Short task:
Look through the data and write out every line with the word "JSON" in it.

Excerpted data:
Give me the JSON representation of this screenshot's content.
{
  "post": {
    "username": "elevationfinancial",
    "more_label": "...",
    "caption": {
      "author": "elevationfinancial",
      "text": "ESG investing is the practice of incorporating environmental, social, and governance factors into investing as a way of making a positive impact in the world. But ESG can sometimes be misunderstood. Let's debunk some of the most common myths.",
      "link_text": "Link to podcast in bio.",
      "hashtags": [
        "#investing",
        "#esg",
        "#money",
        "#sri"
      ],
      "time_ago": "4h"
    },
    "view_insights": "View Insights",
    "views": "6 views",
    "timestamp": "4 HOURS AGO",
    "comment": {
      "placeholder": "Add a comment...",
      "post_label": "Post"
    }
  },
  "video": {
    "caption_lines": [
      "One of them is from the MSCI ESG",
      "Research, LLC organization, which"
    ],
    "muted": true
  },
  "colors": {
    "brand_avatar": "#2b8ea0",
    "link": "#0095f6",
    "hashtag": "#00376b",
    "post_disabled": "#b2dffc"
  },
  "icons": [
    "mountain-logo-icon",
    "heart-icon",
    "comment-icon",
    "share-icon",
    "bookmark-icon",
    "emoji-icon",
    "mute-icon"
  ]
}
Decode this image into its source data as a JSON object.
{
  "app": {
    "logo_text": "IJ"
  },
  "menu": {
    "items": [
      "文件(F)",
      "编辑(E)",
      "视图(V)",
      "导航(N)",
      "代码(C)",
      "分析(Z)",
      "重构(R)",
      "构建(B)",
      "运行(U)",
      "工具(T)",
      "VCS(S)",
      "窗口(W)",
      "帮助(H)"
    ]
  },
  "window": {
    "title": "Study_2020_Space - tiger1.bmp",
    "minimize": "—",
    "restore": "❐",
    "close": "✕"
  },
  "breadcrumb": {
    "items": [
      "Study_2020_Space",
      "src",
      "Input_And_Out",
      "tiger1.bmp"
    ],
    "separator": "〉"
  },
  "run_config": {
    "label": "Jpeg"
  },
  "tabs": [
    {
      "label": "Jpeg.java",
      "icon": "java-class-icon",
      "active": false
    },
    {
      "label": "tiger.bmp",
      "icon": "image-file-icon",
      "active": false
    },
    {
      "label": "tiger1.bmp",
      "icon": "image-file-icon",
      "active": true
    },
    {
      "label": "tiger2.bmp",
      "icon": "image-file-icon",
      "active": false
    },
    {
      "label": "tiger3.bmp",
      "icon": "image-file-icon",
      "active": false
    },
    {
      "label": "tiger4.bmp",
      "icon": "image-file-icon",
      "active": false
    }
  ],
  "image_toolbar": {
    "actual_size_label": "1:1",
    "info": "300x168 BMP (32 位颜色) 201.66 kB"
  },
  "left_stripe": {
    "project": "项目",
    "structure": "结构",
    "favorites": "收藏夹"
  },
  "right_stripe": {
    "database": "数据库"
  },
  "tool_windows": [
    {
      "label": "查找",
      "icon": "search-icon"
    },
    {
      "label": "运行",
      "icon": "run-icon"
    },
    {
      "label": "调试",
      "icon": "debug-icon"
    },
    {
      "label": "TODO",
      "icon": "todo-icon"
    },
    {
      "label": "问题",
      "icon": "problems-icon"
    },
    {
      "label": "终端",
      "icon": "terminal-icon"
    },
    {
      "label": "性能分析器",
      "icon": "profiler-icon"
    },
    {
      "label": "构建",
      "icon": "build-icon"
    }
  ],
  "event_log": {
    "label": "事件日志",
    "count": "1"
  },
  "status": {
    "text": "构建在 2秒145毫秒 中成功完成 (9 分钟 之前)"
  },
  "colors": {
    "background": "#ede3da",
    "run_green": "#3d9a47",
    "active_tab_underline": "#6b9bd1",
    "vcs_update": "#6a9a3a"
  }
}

Expected answer:
Give me the JSON representation of this screenshot's content.
Decode this image into its source data as a JSON object.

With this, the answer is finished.